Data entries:

******

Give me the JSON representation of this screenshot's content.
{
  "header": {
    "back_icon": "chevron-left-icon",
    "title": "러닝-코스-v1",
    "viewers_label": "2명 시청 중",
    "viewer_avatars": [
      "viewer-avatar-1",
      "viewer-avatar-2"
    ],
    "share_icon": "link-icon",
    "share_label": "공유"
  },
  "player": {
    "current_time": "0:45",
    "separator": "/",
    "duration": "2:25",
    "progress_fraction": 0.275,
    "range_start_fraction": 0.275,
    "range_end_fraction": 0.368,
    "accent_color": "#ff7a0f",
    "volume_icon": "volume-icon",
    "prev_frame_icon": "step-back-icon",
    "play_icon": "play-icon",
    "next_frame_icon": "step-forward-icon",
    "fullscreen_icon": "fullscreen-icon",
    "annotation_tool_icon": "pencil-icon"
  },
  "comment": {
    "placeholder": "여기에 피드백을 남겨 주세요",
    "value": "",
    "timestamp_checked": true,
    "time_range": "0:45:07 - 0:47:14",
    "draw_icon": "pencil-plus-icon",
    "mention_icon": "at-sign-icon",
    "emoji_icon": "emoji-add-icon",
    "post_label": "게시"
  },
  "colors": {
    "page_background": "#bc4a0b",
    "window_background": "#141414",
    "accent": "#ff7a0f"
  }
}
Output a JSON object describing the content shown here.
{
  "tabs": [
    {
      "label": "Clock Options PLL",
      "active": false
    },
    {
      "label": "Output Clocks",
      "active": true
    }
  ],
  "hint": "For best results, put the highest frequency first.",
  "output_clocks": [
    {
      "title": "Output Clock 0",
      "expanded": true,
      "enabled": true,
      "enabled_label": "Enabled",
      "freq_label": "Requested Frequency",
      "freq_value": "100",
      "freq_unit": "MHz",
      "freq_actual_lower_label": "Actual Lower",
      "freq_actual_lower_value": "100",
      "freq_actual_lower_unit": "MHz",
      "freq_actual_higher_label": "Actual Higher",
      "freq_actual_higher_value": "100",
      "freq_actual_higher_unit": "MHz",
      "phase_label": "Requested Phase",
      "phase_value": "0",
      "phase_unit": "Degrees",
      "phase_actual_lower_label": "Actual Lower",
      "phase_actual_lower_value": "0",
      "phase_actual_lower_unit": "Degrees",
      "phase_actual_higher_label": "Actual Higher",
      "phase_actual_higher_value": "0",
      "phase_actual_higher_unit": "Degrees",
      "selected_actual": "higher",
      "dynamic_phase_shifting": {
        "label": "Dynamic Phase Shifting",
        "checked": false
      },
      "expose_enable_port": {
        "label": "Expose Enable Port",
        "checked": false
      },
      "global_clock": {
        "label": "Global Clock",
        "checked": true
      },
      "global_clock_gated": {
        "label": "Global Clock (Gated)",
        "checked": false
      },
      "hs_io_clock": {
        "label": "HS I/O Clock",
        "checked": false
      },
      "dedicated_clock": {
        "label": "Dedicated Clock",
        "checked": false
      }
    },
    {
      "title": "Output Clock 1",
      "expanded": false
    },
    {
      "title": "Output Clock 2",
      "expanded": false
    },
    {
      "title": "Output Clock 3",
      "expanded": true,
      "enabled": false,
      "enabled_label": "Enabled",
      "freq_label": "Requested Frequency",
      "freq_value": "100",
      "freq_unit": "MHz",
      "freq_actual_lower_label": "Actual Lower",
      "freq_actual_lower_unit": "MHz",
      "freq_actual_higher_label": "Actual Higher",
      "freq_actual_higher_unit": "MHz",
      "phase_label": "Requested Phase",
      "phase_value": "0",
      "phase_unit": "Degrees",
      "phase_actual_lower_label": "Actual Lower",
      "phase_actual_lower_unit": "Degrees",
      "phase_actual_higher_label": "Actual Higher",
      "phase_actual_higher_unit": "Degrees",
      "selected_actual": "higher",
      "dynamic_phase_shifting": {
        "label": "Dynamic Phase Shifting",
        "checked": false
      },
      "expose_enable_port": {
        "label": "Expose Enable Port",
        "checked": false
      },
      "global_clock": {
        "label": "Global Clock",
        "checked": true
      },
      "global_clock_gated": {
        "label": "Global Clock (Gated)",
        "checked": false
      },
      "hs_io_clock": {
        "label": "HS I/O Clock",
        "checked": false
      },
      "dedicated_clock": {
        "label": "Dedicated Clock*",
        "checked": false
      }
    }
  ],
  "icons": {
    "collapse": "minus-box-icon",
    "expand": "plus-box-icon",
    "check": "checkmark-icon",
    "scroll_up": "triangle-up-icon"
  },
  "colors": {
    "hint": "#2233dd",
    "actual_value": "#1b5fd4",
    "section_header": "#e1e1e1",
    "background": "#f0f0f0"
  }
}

******

Exercise description:
Retype all of the data shown above, word for word.

Exercise answer:
Give me the JSON representation of this screenshot's content.
{
  "header": {
    "back_icon": "chevron-left-icon",
    "title": "러닝-코스-v1",
    "viewers_label": "2명 시청 중",
    "viewer_avatars": [
      "viewer-avatar-1",
      "viewer-avatar-2"
    ],
    "share_icon": "link-icon",
    "share_label": "공유"
  },
  "player": {
    "current_time": "0:45",
    "separator": "/",
    "duration": "2:25",
    "progress_fraction": 0.275,
    "range_start_fraction": 0.275,
    "range_end_fraction": 0.368,
    "accent_color": "#ff7a0f",
    "volume_icon": "volume-icon",
    "prev_frame_icon": "step-back-icon",
    "play_icon": "play-icon",
    "next_frame_icon": "step-forward-icon",
    "fullscreen_icon": "fullscreen-icon",
    "annotation_tool_icon": "pencil-icon"
  },
  "comment": {
    "placeholder": "여기에 피드백을 남겨 주세요",
    "value": "",
    "timestamp_checked": true,
    "time_range": "0:45:07 - 0:47:14",
    "draw_icon": "pencil-plus-icon",
    "mention_icon": "at-sign-icon",
    "emoji_icon": "emoji-add-icon",
    "post_label": "게시"
  },
  "colors": {
    "page_background": "#bc4a0b",
    "window_background": "#141414",
    "accent": "#ff7a0f"
  }
}
Output a JSON object describing the content shown here.
{
  "tabs": [
    {
      "label": "Clock Options PLL",
      "active": false
    },
    {
      "label": "Output Clocks",
      "active": true
    }
  ],
  "hint": "For best results, put the highest frequency first.",
  "output_clocks": [
    {
      "title": "Output Clock 0",
      "expanded": true,
      "enabled": true,
      "enabled_label": "Enabled",
      "freq_label": "Requested Frequency",
      "freq_value": "100",
      "freq_unit": "MHz",
      "freq_actual_lower_label": "Actual Lower",
      "freq_actual_lower_value": "100",
      "freq_actual_lower_unit": "MHz",
      "freq_actual_higher_label": "Actual Higher",
      "freq_actual_higher_value": "100",
      "freq_actual_higher_unit": "MHz",
      "phase_label": "Requested Phase",
      "phase_value": "0",
      "phase_unit": "Degrees",
      "phase_actual_lower_label": "Actual Lower",
      "phase_actual_lower_value": "0",
      "phase_actual_lower_unit": "Degrees",
      "phase_actual_higher_label": "Actual Higher",
      "phase_actual_higher_value": "0",
      "phase_actual_higher_unit": "Degrees",
      "selected_actual": "higher",
      "dynamic_phase_shifting": {
        "label": "Dynamic Phase Shifting",
        "checked": false
      },
      "expose_enable_port": {
        "label": "Expose Enable Port",
        "checked": false
      },
      "global_clock": {
        "label": "Global Clock",
        "checked": true
      },
      "global_clock_gated": {
        "label": "Global Clock (Gated)",
        "checked": false
      },
      "hs_io_clock": {
        "label": "HS I/O Clock",
        "checked": false
      },
      "dedicated_clock": {
        "label": "Dedicated Clock",
        "checked": false
      }
    },
    {
      "title": "Output Clock 1",
      "expanded": false
    },
    {
      "title": "Output Clock 2",
      "expanded": false
    },
    {
      "title": "Output Clock 3",
      "expanded": true,
      "enabled": false,
      "enabled_label": "Enabled",
      "freq_label": "Requested Frequency",
      "freq_value": "100",
      "freq_unit": "MHz",
      "freq_actual_lower_label": "Actual Lower",
      "freq_actual_lower_unit": "MHz",
      "freq_actual_higher_label": "Actual Higher",
      "freq_actual_higher_unit": "MHz",
      "phase_label": "Requested Phase",
      "phase_value": "0",
      "phase_unit": "Degrees",
      "phase_actual_lower_label": "Actual Lower",
      "phase_actual_lower_unit": "Degrees",
      "phase_actual_higher_label": "Actual Higher",
      "phase_actual_higher_unit": "Degrees",
      "selected_actual": "higher",
      "dynamic_phase_shifting": {
        "label": "Dynamic Phase Shifting",
        "checked": false
      },
      "expose_enable_port": {
        "label": "Expose Enable Port",
        "checked": false
      },
      "global_clock": {
        "label": "Global Clock",
        "checked": true
      },
      "global_clock_gated": {
        "label": "Global Clock (Gated)",
        "checked": false
      },
      "hs_io_clock": {
        "label": "HS I/O Clock",
        "checked": false
      },
      "dedicated_clock": {
        "label": "Dedicated Clock*",
        "checked": false
      }
    }
  ],
  "icons": {
    "collapse": "minus-box-icon",
    "expand": "plus-box-icon",
    "check": "checkmark-icon",
    "scroll_up": "triangle-up-icon"
  },
  "colors": {
    "hint": "#2233dd",
    "actual_value": "#1b5fd4",
    "section_header": "#e1e1e1",
    "background": "#f0f0f0"
  }
}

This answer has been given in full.